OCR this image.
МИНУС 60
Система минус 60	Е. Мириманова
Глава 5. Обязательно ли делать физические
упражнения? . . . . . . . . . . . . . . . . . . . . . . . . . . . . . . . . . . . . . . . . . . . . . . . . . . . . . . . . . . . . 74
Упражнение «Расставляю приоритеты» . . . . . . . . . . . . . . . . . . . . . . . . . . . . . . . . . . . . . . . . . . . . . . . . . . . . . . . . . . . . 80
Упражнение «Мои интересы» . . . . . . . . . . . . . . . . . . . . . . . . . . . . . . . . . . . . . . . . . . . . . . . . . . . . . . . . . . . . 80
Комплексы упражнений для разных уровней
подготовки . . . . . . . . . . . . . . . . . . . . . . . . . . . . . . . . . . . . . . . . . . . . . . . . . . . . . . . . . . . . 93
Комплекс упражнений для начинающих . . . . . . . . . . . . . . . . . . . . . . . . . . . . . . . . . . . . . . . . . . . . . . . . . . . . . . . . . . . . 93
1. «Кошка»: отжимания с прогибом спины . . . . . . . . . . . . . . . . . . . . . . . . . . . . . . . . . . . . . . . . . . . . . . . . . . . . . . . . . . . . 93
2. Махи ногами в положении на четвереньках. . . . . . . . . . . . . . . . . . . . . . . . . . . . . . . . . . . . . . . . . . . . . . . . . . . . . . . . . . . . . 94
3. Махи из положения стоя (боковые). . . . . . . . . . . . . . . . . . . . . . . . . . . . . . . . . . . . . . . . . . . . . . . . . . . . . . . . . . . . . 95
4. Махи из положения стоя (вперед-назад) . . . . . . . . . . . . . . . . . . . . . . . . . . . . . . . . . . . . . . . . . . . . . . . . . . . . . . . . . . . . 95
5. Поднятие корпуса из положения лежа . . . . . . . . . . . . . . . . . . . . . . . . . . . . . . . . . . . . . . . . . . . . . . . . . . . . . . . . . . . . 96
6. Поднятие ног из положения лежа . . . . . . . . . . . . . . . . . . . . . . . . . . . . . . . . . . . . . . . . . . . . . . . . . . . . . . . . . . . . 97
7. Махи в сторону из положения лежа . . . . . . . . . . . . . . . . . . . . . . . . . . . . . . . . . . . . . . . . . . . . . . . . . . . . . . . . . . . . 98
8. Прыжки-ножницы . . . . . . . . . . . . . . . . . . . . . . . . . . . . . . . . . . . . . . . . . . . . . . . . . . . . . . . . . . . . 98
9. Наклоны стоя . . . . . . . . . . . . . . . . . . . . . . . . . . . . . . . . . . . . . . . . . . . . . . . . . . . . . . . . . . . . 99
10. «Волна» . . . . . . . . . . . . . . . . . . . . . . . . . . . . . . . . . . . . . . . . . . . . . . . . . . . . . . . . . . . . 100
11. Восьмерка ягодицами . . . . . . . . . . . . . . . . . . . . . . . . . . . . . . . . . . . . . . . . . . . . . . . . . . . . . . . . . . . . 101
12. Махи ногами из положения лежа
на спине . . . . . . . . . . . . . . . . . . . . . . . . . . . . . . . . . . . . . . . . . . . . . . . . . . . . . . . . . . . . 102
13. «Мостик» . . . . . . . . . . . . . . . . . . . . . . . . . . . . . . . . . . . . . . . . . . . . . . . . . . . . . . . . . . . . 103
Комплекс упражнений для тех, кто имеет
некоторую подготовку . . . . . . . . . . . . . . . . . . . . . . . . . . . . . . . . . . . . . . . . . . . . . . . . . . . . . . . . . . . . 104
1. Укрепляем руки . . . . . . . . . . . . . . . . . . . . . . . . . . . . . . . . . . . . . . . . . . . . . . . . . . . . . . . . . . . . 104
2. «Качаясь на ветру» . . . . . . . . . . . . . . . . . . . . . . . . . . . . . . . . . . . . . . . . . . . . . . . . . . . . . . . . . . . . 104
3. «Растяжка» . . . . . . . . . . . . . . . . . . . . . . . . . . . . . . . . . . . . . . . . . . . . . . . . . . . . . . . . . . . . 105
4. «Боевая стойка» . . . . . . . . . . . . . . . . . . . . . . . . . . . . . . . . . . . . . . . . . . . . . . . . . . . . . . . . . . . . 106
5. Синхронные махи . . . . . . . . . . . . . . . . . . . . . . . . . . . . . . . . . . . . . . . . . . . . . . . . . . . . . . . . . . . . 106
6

* [Work instructions] Everything in the listing above should be restated exactly.

* [Full answer]
OCR this image.
МИНУС 60
Система минус 60	Е. Мириманова
Глава 5. Обязательно ли делать физические
упражнения? . . . . . . . . . . . . . . . . . . . . . . . . . . . . . . . . . . . . . . . . . . . . . . . . . . . . . . . . . . . . 74
Упражнение «Расставляю приоритеты» . . . . . . . . . . . . . . . . . . . . . . . . . . . . . . . . . . . . . . . . . . . . . . . . . . . . . . . . . . . . 80
Упражнение «Мои интересы» . . . . . . . . . . . . . . . . . . . . . . . . . . . . . . . . . . . . . . . . . . . . . . . . . . . . . . . . . . . . 80
Комплексы упражнений для разных уровней
подготовки . . . . . . . . . . . . . . . . . . . . . . . . . . . . . . . . . . . . . . . . . . . . . . . . . . . . . . . . . . . . 93
Комплекс упражнений для начинающих . . . . . . . . . . . . . . . . . . . . . . . . . . . . . . . . . . . . . . . . . . . . . . . . . . . . . . . . . . . . 93
1. «Кошка»: отжимания с прогибом спины . . . . . . . . . . . . . . . . . . . . . . . . . . . . . . . . . . . . . . . . . . . . . . . . . . . . . . . . . . . . 93
2. Махи ногами в положении на четвереньках. . . . . . . . . . . . . . . . . . . . . . . . . . . . . . . . . . . . . . . . . . . . . . . . . . . . . . . . . . . . . 94
3. Махи из положения стоя (боковые). . . . . . . . . . . . . . . . . . . . . . . . . . . . . . . . . . . . . . . . . . . . . . . . . . . . . . . . . . . . . 95
4. Махи из положения стоя (вперед-назад) . . . . . . . . . . . . . . . . . . . . . . . . . . . . . . . . . . . . . . . . . . . . . . . . . . . . . . . . . . . . 95
5. Поднятие корпуса из положения лежа . . . . . . . . . . . . . . . . . . . . . . . . . . . . . . . . . . . . . . . . . . . . . . . . . . . . . . . . . . . . 96
6. Поднятие ног из положения лежа . . . . . . . . . . . . . . . . . . . . . . . . . . . . . . . . . . . . . . . . . . . . . . . . . . . . . . . . . . . . 97
7. Махи в сторону из положения лежа . . . . . . . . . . . . . . . . . . . . . . . . . . . . . . . . . . . . . . . . . . . . . . . . . . . . . . . . . . . . 98
8. Прыжки-ножницы . . . . . . . . . . . . . . . . . . . . . . . . . . . . . . . . . . . . . . . . . . . . . . . . . . . . . . . . . . . . 98
9. Наклоны стоя . . . . . . . . . . . . . . . . . . . . . . . . . . . . . . . . . . . . . . . . . . . . . . . . . . . . . . . . . . . . 99
10. «Волна» . . . . . . . . . . . . . . . . . . . . . . . . . . . . . . . . . . . . . . . . . . . . . . . . . . . . . . . . . . . . 100
11. Восьмерка ягодицами . . . . . . . . . . . . . . . . . . . . . . . . . . . . . . . . . . . . . . . . . . . . . . . . . . . . . . . . . . . . 101
12. Махи ногами из положения лежа
на спине . . . . . . . . . . . . . . . . . . . . . . . . . . . . . . . . . . . . . . . . . . . . . . . . . . . . . . . . . . . . 102
13. «Мостик» . . . . . . . . . . . . . . . . . . . . . . . . . . . . . . . . . . . . . . . . . . . . . . . . . . . . . . . . . . . . 103
Комплекс упражнений для тех, кто имеет
некоторую подготовку . . . . . . . . . . . . . . . . . . . . . . . . . . . . . . . . . . . . . . . . . . . . . . . . . . . . . . . . . . . . 104
1. Укрепляем руки . . . . . . . . . . . . . . . . . . . . . . . . . . . . . . . . . . . . . . . . . . . . . . . . . . . . . . . . . . . . 104
2. «Качаясь на ветру» . . . . . . . . . . . . . . . . . . . . . . . . . . . . . . . . . . . . . . . . . . . . . . . . . . . . . . . . . . . . 104
3. «Растяжка» . . . . . . . . . . . . . . . . . . . . . . . . . . . . . . . . . . . . . . . . . . . . . . . . . . . . . . . . . . . . 105
4. «Боевая стойка» . . . . . . . . . . . . . . . . . . . . . . . . . . . . . . . . . . . . . . . . . . . . . . . . . . . . . . . . . . . . 106
5. Синхронные махи . . . . . . . . . . . . . . . . . . . . . . . . . . . . . . . . . . . . . . . . . . . . . . . . . . . . . . . . . . . . 106
6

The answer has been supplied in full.